> **What is asked**:
Set down each of the lines below verbatim, keeping their order, and omit the pictures.

> **Provided entries**:
┌────────

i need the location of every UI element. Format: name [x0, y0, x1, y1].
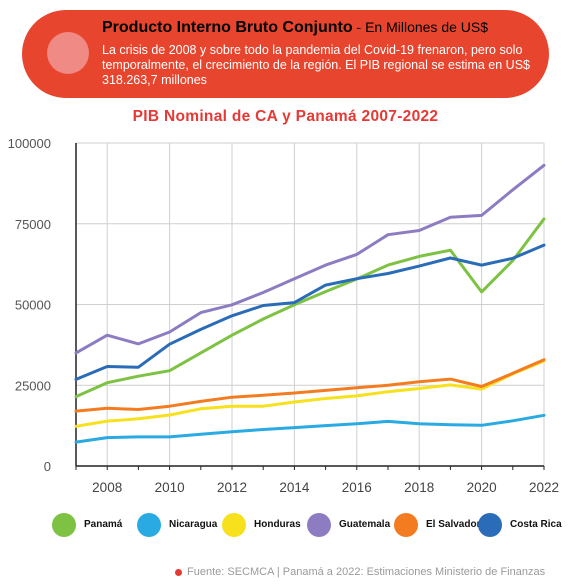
x-tick-label: 2014: [279, 480, 310, 495]
legend-swatch: [307, 513, 331, 537]
source-bullet-icon: [175, 568, 182, 576]
banner-description: La crisis de 2008 y sobre todo la pandem…: [102, 43, 530, 87]
legend-label: El Salvador: [426, 519, 481, 530]
series-lines: [74, 163, 546, 444]
line-chart: 0 25000 50000 75000 100000 2008 2010 2012 2014 20…: [8, 136, 559, 495]
y-tick-label: 100000: [8, 136, 51, 151]
y-tick-label: 50000: [15, 298, 51, 313]
legend-label: Costa Rica: [510, 519, 562, 530]
x-tick-label: 2012: [217, 480, 247, 495]
legend-swatch: [478, 513, 502, 537]
series-line-guatemala: [74, 163, 546, 355]
legend-label: Panamá: [84, 519, 123, 530]
source-note: Fuente: SECMCA | Panamá a 2022: Estimaci…: [175, 566, 545, 578]
series-line-el-salvador: [74, 358, 546, 413]
y-tick-label: 25000: [15, 378, 51, 393]
x-tick-label: 2016: [342, 480, 372, 495]
banner-title: Producto Interno Bruto Conjunto - En Mil…: [102, 19, 489, 36]
x-tick-label: 2010: [155, 480, 185, 495]
legend-swatch: [137, 513, 161, 537]
legend-label: Nicaragua: [169, 519, 218, 530]
series-line-panamá: [74, 217, 546, 399]
legend-label: Guatemala: [339, 519, 391, 530]
source-text: Fuente: SECMCA | Panamá a 2022: Estimaci…: [187, 566, 546, 578]
header-banner: Producto Interno Bruto Conjunto - En Mil…: [22, 10, 549, 98]
x-tick-label: 2008: [92, 480, 122, 495]
series-line-costa-rica: [74, 243, 546, 381]
chart-title: PIB Nominal de CA y Panamá 2007-2022: [132, 108, 439, 125]
grid-lines: [76, 142, 545, 467]
legend-swatch: [52, 513, 76, 537]
x-tick-label: 2022: [529, 480, 559, 495]
y-tick-label: 75000: [15, 217, 51, 232]
chart-legend: Panamá Nicaragua Honduras Guatemala El Salva…: [52, 510, 562, 540]
x-tick-label: 2018: [404, 480, 434, 495]
x-tick-label: 2020: [467, 480, 497, 495]
series-line-nicaragua: [74, 413, 546, 444]
legend-label: Honduras: [254, 519, 301, 530]
banner-circle-icon: [47, 32, 89, 74]
banner-title-suffix: - En Millones de US$: [352, 19, 489, 35]
series-line-honduras: [74, 359, 546, 428]
axes: [75, 143, 545, 470]
y-tick-label: 0: [44, 459, 51, 474]
tick-labels: 0 25000 50000 75000 100000 2008 2010 2012 2014 20…: [8, 136, 559, 495]
legend-swatch: [222, 513, 246, 537]
legend-swatch: [394, 513, 418, 537]
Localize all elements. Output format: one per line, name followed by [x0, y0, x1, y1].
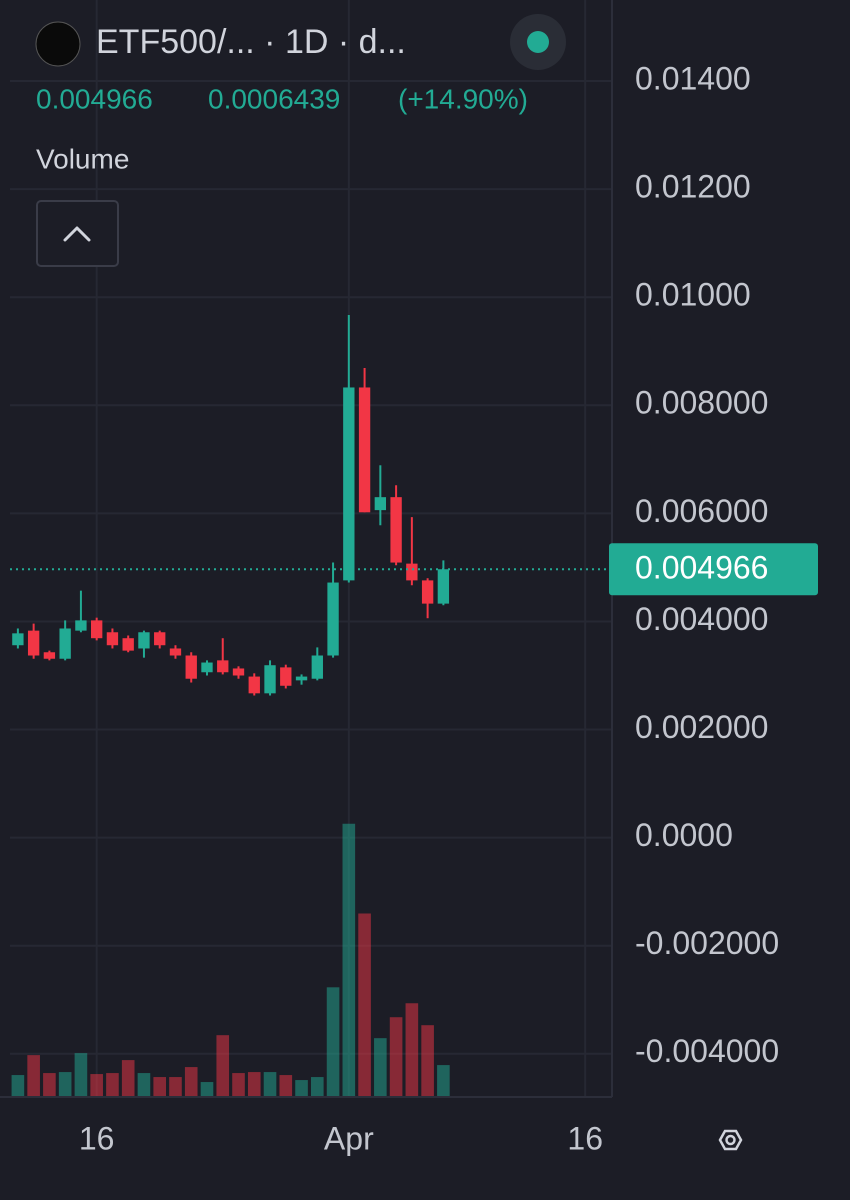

└────────

> **Exercise answer**:
i need the location of every UI element. Format: name [x0, y0, x1, y1].
x-tick-label: 2014: [279, 480, 310, 495]
legend-swatch: [307, 513, 331, 537]
source-bullet-icon: [175, 568, 182, 576]
banner-description: La crisis de 2008 y sobre todo la pandem…: [102, 43, 530, 87]
legend-label: El Salvador: [426, 519, 481, 530]
series-lines: [74, 163, 546, 444]
line-chart: 0 25000 50000 75000 100000 2008 2010 2012 2014 20…: [8, 136, 559, 495]
y-tick-label: 100000: [8, 136, 51, 151]
y-tick-label: 50000: [15, 298, 51, 313]
legend-label: Costa Rica: [510, 519, 562, 530]
x-tick-label: 2012: [217, 480, 247, 495]
legend-swatch: [478, 513, 502, 537]
series-line-guatemala: [74, 163, 546, 355]
legend-label: Panamá: [84, 519, 123, 530]
source-note: Fuente: SECMCA | Panamá a 2022: Estimaci…: [175, 566, 545, 578]
series-line-el-salvador: [74, 358, 546, 413]
y-tick-label: 25000: [15, 378, 51, 393]
x-tick-label: 2016: [342, 480, 372, 495]
banner-title: Producto Interno Bruto Conjunto - En Mil…: [102, 19, 489, 36]
x-tick-label: 2010: [155, 480, 185, 495]
legend-swatch: [137, 513, 161, 537]
legend-label: Nicaragua: [169, 519, 218, 530]
series-line-panamá: [74, 217, 546, 399]
legend-label: Guatemala: [339, 519, 391, 530]
source-text: Fuente: SECMCA | Panamá a 2022: Estimaci…: [187, 566, 546, 578]
header-banner: Producto Interno Bruto Conjunto - En Mil…: [22, 10, 549, 98]
x-tick-label: 2008: [92, 480, 122, 495]
series-line-costa-rica: [74, 243, 546, 381]
chart-title: PIB Nominal de CA y Panamá 2007-2022: [132, 108, 439, 125]
grid-lines: [76, 142, 545, 467]
legend-swatch: [52, 513, 76, 537]
x-tick-label: 2022: [529, 480, 559, 495]
y-tick-label: 75000: [15, 217, 51, 232]
chart-legend: Panamá Nicaragua Honduras Guatemala El Salva…: [52, 510, 562, 540]
x-tick-label: 2018: [404, 480, 434, 495]
x-tick-label: 2020: [467, 480, 497, 495]
series-line-nicaragua: [74, 413, 546, 444]
legend-label: Honduras: [254, 519, 301, 530]
banner-circle-icon: [47, 32, 89, 74]
banner-title-suffix: - En Millones de US$: [352, 19, 489, 35]
series-line-honduras: [74, 359, 546, 428]
axes: [75, 143, 545, 470]
y-tick-label: 0: [44, 459, 51, 474]
tick-labels: 0 25000 50000 75000 100000 2008 2010 2012 2014 20…: [8, 136, 559, 495]
legend-swatch: [222, 513, 246, 537]
legend-swatch: [394, 513, 418, 537]
Localize all elements. Output format: one per line, name followed by [x0, y0, x1, y1].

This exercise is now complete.